§ **PROBLEM DESCRIPTION**: Reproduce all of the material word for word.

§ **EXTRACTED INFORMATION**:
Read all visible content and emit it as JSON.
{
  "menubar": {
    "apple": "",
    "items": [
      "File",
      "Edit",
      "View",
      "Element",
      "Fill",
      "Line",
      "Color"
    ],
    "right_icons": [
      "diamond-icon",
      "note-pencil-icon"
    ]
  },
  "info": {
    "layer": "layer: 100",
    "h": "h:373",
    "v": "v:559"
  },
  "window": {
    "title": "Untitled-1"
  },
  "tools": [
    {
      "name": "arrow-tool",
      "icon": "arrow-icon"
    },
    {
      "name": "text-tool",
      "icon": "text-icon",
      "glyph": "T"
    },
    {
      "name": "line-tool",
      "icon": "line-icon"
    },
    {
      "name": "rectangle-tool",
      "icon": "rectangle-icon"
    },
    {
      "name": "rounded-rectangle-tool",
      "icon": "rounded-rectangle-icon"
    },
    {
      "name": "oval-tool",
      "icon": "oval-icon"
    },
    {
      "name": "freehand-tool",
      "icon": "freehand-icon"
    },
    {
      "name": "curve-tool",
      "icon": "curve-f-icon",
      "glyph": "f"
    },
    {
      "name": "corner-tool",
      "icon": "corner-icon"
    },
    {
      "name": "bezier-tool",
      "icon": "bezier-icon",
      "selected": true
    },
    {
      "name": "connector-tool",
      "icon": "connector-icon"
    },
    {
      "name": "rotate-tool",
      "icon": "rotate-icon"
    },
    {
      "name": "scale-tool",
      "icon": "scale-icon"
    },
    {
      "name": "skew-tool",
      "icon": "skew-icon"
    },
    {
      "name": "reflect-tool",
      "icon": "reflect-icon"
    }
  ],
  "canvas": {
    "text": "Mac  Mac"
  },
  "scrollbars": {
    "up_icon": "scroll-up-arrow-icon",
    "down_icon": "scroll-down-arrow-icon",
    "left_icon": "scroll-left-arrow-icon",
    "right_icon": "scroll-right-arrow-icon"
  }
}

§ **ANSWER IN FULL**:
Read all visible content and emit it as JSON.
{
  "menubar": {
    "apple": "",
    "items": [
      "File",
      "Edit",
      "View",
      "Element",
      "Fill",
      "Line",
      "Color"
    ],
    "right_icons": [
      "diamond-icon",
      "note-pencil-icon"
    ]
  },
  "info": {
    "layer": "layer: 100",
    "h": "h:373",
    "v": "v:559"
  },
  "window": {
    "title": "Untitled-1"
  },
  "tools": [
    {
      "name": "arrow-tool",
      "icon": "arrow-icon"
    },
    {
      "name": "text-tool",
      "icon": "text-icon",
      "glyph": "T"
    },
    {
      "name": "line-tool",
      "icon": "line-icon"
    },
    {
      "name": "rectangle-tool",
      "icon": "rectangle-icon"
    },
    {
      "name": "rounded-rectangle-tool",
      "icon": "rounded-rectangle-icon"
    },
    {
      "name": "oval-tool",
      "icon": "oval-icon"
    },
    {
      "name": "freehand-tool",
      "icon": "freehand-icon"
    },
    {
      "name": "curve-tool",
      "icon": "curve-f-icon",
      "glyph": "f"
    },
    {
      "name": "corner-tool",
      "icon": "corner-icon"
    },
    {
      "name": "bezier-tool",
      "icon": "bezier-icon",
      "selected": true
    },
    {
      "name": "connector-tool",
      "icon": "connector-icon"
    },
    {
      "name": "rotate-tool",
      "icon": "rotate-icon"
    },
    {
      "name": "scale-tool",
      "icon": "scale-icon"
    },
    {
      "name": "skew-tool",
      "icon": "skew-icon"
    },
    {
      "name": "reflect-tool",
      "icon": "reflect-icon"
    }
  ],
  "canvas": {
    "text": "Mac  Mac"
  },
  "scrollbars": {
    "up_icon": "scroll-up-arrow-icon",
    "down_icon": "scroll-down-arrow-icon",
    "left_icon": "scroll-left-arrow-icon",
    "right_icon": "scroll-right-arrow-icon"
  }
}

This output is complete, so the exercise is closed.